— Begin The records —

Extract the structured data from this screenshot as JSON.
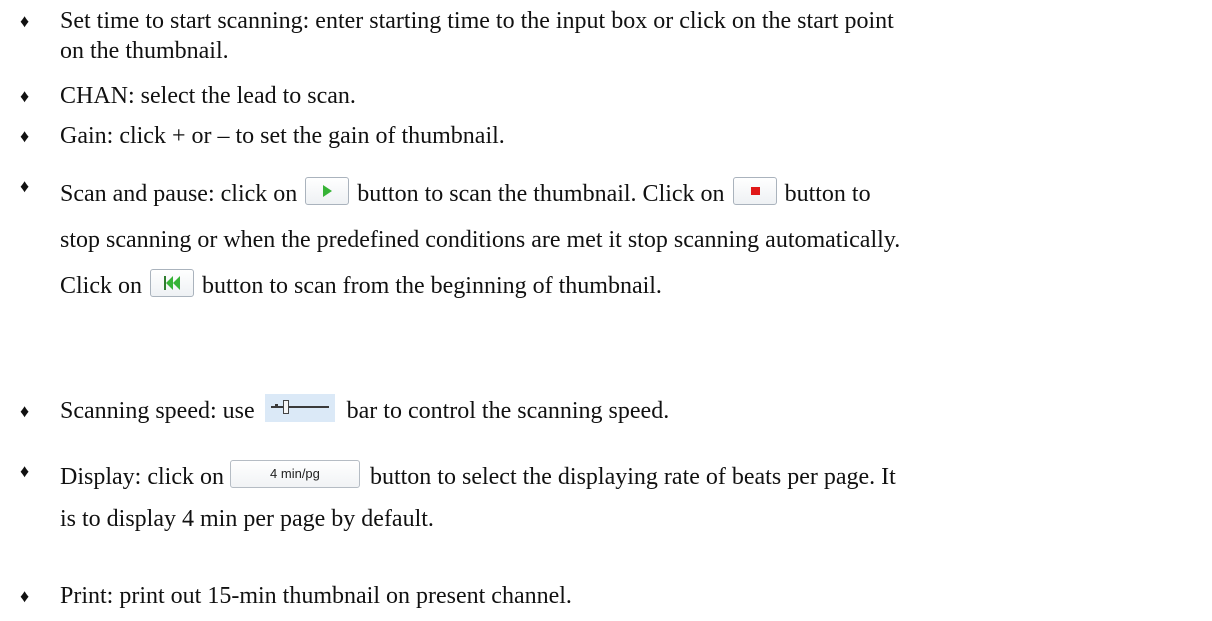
{
  "bullet_symbol": "♦",
  "items": [
    {
      "line1": "Set time to start scanning: enter starting time to the input box or click on the start point",
      "line2": "on the thumbnail."
    },
    {
      "text": "CHAN: select the lead to scan."
    },
    {
      "text": "Gain: click + or – to set the gain of thumbnail."
    },
    {
      "part1": "Scan and pause: click on",
      "part2": "button to scan the thumbnail. Click on",
      "part3": "button to",
      "line2": "stop scanning or when the predefined conditions are met it stop scanning automatically.",
      "line3_part1": "Click on",
      "line3_part2": "button to scan from the beginning of thumbnail."
    },
    {
      "part1": "Scanning speed: use",
      "part2": "bar to control the scanning speed."
    },
    {
      "part1": "Display: click on",
      "button_label": "4 min/pg",
      "part2": "button to select the displaying rate of beats per page. It",
      "line2": "is to display 4 min per page by default."
    },
    {
      "text": "Print: print out 15-min thumbnail on present channel."
    }
  ],
  "icons": {
    "play": "play-icon",
    "stop": "stop-icon",
    "rewind": "rewind-icon",
    "slider": "speed-slider-icon"
  },
  "colors": {
    "play_green": "#36b336",
    "stop_red": "#e01818",
    "slider_bg": "#dbe9f7"
  }
}
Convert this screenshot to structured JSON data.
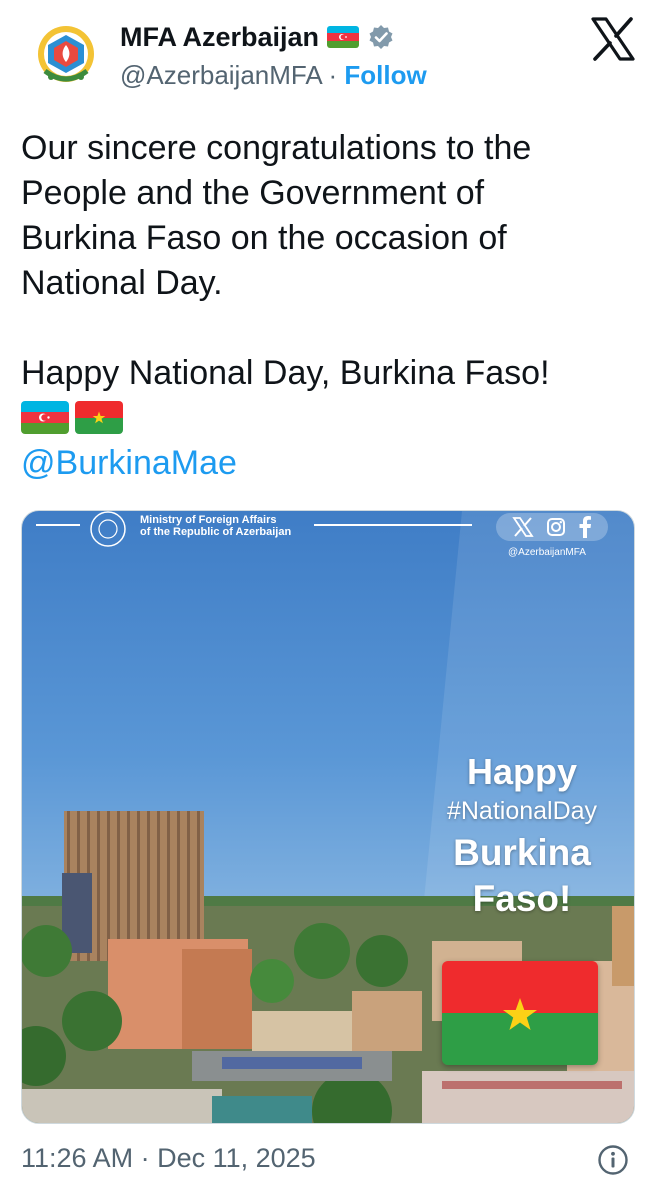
{
  "author": {
    "display_name": "MFA Azerbaijan",
    "handle": "@AzerbaijanMFA",
    "separator": "·",
    "follow_label": "Follow"
  },
  "tweet": {
    "lines": [
      "Our sincere congratulations to the",
      "People and the Government of",
      "Burkina Faso on the occasion of",
      "National Day."
    ],
    "line2": "Happy National Day, Burkina Faso!",
    "flags": [
      "azerbaijan-flag",
      "burkina-faso-flag"
    ],
    "mention": "@BurkinaMae"
  },
  "media": {
    "ministry_line1": "Ministry of Foreign Affairs",
    "ministry_line2": "of the Republic of Azerbaijan",
    "social_handle": "@AzerbaijanMFA",
    "overlay_happy": "Happy",
    "overlay_hashtag": "#NationalDay",
    "overlay_burkina": "Burkina",
    "overlay_faso": "Faso!"
  },
  "footer": {
    "timestamp": "11:26 AM · Dec 11, 2025"
  },
  "icons": {
    "platform": "x-logo-icon",
    "verified": "verified-badge-icon",
    "info": "info-icon"
  },
  "colors": {
    "link": "#1d9bf0",
    "secondary_text": "#536471",
    "burkina_red": "#ef2b2d",
    "burkina_green": "#2e9e46",
    "burkina_star": "#fcd116",
    "az_blue": "#00b5e2",
    "az_red": "#ef3340",
    "az_green": "#509e2f"
  }
}
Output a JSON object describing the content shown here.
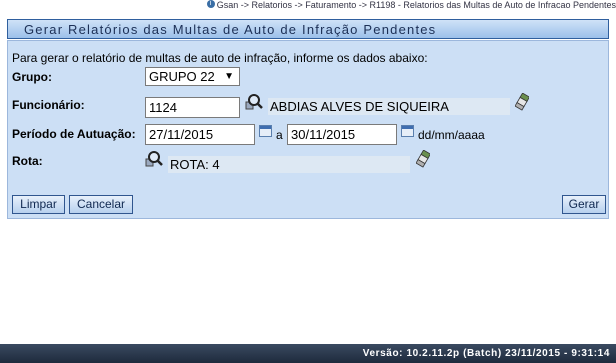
{
  "breadcrumb": {
    "path": "Gsan -> Relatorios -> Faturamento -> R1198 - Relatorios das Multas de Auto de Infracao Pendentes"
  },
  "page": {
    "title": "Gerar Relatórios das Multas de Auto de Infração Pendentes",
    "intro": "Para gerar o relatório de multas de auto de infração, informe os dados abaixo:"
  },
  "form": {
    "grupo": {
      "label": "Grupo:",
      "value": "GRUPO 22"
    },
    "funcionario": {
      "label": "Funcionário:",
      "code": "1124",
      "name": "ABDIAS ALVES DE SIQUEIRA"
    },
    "periodo": {
      "label": "Período de Autuação:",
      "start": "27/11/2015",
      "separator": "a",
      "end": "30/11/2015",
      "format_hint": "dd/mm/aaaa"
    },
    "rota": {
      "label": "Rota:",
      "value": "ROTA: 4"
    }
  },
  "buttons": {
    "limpar": "Limpar",
    "cancelar": "Cancelar",
    "gerar": "Gerar"
  },
  "footer": {
    "version": "Versão: 10.2.11.2p (Batch) 23/11/2015 - 9:31:14"
  },
  "icons": {
    "breadcrumb": "info-icon",
    "search": "magnifier-icon",
    "clear": "eraser-icon",
    "calendar": "calendar-icon"
  },
  "colors": {
    "panel_background": "#ccdff5",
    "title_bar": "#9cc0ea",
    "footer_background": "#1e2a3c"
  }
}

— End The records —

_Task brief_: Without the pictures, repeat exactly the lines running from the line containing "Output a JSON" through the end of the data, both ends included.

_Complete answer_:
Output a JSON object describing the content shown here.
{
  "breadcrumb": {
    "path": "Gsan -> Relatorios -> Faturamento -> R1198 - Relatorios das Multas de Auto de Infracao Pendentes"
  },
  "page": {
    "title": "Gerar Relatórios das Multas de Auto de Infração Pendentes",
    "intro": "Para gerar o relatório de multas de auto de infração, informe os dados abaixo:"
  },
  "form": {
    "grupo": {
      "label": "Grupo:",
      "value": "GRUPO 22"
    },
    "funcionario": {
      "label": "Funcionário:",
      "code": "1124",
      "name": "ABDIAS ALVES DE SIQUEIRA"
    },
    "periodo": {
      "label": "Período de Autuação:",
      "start": "27/11/2015",
      "separator": "a",
      "end": "30/11/2015",
      "format_hint": "dd/mm/aaaa"
    },
    "rota": {
      "label": "Rota:",
      "value": "ROTA: 4"
    }
  },
  "buttons": {
    "limpar": "Limpar",
    "cancelar": "Cancelar",
    "gerar": "Gerar"
  },
  "footer": {
    "version": "Versão: 10.2.11.2p (Batch) 23/11/2015 - 9:31:14"
  },
  "icons": {
    "breadcrumb": "info-icon",
    "search": "magnifier-icon",
    "clear": "eraser-icon",
    "calendar": "calendar-icon"
  },
  "colors": {
    "panel_background": "#ccdff5",
    "title_bar": "#9cc0ea",
    "footer_background": "#1e2a3c"
  }
}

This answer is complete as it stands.